# [REQUIRED TASKS]
• 1. In the passage on port health and safety, swap "tool" for "platform" and write out the text from "Port operations are" to "controls and guidance.".
• 2. Continue the passage on port health and safety from the point where it stops.

Port environments are inherently complex and high risk operations. With the introduction of new health and safety legislation in April 2016, New Zealand ports asked us for clarification on some aspects of the law in the context of their work.

Within ports there are numerous businesses involved who have overlapping responsibilities for health and safety, and risks change daily, depending on the port activity (imports, exports, vessel arrivals and departures).

Port operations are 24/7 and workers are usually onsite day and night. Many of these workers are sub-contractors and knowledge and awareness of health and safety risk management varies.

This presented us with an opportunity to work with them to develop a 'ports' tool to support the ports sector with risk management.

The tool helps contextualise risks, and importantly enables consistent messaging around good practice risk management. Risk hotspots shown within each of the zones will pulse and open up to reveal further information – which will include dynamic content (such as video), plus relevant controls and guidance.


Before the new law was introduced, we met with a number of ports who wanted clarification about what the new law meant for them. A meeting with Tauranga, Auckland and Napier Ports in early 2016 provided detailed context for what the key issues were.

  • 2 port workers have died in the last year.
  • 12 people have been injured, some with life-changing consequences
    (refers to the number of incidents involving notifiable serious injury occuring at NZ ports reported to WorkSafe).

It was agreed we would work with Napier Port and develop an accessible, engaging and interactive tool that could support ports and their workers by clarifying these health and safety issues in context.

A number of co-lab workshops were held with Napier Port during 2016 and 2017. These workshops highlighted the unique complexities of each operational area such as 'log fumigation' or 'container terminal'. We needed to design an approach that did not overwhelm respective resources, yet ensured that agile momentum would be maintained within the project.

The Ports Tool will support managers to have conversations with workers about the most critical risks across the different areas of port operations.

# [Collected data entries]
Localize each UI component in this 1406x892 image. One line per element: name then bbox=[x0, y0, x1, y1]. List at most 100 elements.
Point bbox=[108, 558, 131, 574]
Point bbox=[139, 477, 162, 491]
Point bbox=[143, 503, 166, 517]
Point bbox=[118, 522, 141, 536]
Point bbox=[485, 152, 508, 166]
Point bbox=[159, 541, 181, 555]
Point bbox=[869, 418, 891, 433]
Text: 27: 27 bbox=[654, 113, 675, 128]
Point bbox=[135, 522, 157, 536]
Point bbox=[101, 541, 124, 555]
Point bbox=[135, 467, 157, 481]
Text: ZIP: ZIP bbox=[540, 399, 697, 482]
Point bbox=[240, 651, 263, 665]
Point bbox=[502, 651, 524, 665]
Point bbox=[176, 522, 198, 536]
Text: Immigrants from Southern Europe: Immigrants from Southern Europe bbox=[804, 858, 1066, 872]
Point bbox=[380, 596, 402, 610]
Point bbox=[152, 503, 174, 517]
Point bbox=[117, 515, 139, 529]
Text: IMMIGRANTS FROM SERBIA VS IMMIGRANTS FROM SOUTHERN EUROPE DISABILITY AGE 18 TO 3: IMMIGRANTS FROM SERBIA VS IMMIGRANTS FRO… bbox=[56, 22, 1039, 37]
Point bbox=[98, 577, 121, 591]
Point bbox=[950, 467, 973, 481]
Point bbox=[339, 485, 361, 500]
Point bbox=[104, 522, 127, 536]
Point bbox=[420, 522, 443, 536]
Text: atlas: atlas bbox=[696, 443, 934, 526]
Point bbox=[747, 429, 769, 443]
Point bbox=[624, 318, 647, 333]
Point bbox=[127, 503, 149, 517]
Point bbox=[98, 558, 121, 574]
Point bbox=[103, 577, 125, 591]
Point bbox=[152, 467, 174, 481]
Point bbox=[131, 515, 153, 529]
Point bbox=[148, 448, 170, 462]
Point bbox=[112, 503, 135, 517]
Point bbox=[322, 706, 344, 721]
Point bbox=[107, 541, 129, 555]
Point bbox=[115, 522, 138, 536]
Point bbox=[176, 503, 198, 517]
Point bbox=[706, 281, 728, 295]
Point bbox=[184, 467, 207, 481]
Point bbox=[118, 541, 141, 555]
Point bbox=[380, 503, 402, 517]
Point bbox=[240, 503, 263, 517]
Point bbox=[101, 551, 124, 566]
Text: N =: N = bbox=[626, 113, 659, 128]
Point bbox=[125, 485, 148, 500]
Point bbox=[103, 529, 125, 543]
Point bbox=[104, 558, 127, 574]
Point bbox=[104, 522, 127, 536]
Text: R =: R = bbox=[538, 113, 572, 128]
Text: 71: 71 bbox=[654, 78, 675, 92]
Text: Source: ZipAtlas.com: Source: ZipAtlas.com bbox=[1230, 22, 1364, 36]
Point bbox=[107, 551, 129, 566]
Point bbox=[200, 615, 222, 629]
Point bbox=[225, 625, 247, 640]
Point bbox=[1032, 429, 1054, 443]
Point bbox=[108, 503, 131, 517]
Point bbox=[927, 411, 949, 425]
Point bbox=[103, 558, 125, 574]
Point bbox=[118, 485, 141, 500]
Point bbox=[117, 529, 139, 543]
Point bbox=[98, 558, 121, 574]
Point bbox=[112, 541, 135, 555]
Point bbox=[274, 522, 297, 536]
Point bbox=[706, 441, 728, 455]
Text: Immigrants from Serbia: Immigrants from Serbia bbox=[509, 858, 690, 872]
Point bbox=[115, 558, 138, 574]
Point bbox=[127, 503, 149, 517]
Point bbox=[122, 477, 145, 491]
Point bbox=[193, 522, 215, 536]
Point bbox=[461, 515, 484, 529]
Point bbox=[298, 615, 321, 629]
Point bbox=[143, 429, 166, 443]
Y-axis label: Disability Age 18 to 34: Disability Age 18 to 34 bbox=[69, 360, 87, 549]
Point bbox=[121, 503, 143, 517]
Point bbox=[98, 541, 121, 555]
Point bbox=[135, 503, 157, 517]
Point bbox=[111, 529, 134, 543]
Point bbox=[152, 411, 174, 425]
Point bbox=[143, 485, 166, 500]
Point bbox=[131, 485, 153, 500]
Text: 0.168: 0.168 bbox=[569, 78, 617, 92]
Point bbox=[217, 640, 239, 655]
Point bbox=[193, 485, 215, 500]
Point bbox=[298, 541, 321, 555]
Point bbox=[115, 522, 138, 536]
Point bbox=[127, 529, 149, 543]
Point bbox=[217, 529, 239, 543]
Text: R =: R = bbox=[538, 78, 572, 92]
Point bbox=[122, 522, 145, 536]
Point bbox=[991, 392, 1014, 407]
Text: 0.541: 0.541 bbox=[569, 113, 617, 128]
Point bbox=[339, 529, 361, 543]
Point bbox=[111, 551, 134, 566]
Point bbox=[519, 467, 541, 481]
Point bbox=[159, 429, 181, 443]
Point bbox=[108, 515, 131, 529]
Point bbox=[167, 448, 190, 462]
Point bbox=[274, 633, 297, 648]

# [RESPONSES]
• 1.
Port operations are 24/7 and workers are usually onsite day and night. Many of these workers are sub-contractors and knowledge and awareness of health and safety risk management varies.

This presented us with an opportunity to work with them to develop a 'ports' platform to support the ports sector with risk management.

The platform helps contextualise risks, and importantly enables consistent messaging around good practice risk management. Risk hotspots shown within each of the zones will pulse and open up to reveal further information – which will include dynamic content (such as video), plus relevant controls and guidance.

• 2.
Three connected layers:

  • Support inductions to the port: A bird's eye view interactive map of the port, highlighting the key zones which all contain their own unique risks.
  • Support individual operational areas: The port has been broken into seven zones (four additional zones will be developed in phase two). These zones are accessed from the bird's eye view (plus a secondary navigation) which provides a deep dive into each operation zone. Each zone contains six to seven hotspots which will pulse and indicate a risk. The hotspot can be clicked on and layers of information and content unfolds – describing the risk and controls, and linking to additional guidance.
  • Support workers: Managers/H&S Reps can use this tool to educate workers on the key risks in each zone. They can customise their own port content to aid this process. As a potential future phase we will look to trial beacon technology to dynamically push health and safety information into mobile portacoms within each operational area.

How it works

The tool is being developed using open-source technology including vector based animation. The application was built using the following standard file types:

  • HTML5, CSS3, JavaScript, Jquery, MySQL, and XML for application development, and
  • GSAP, JavaScript, jQuery & CSS3 for vector animation.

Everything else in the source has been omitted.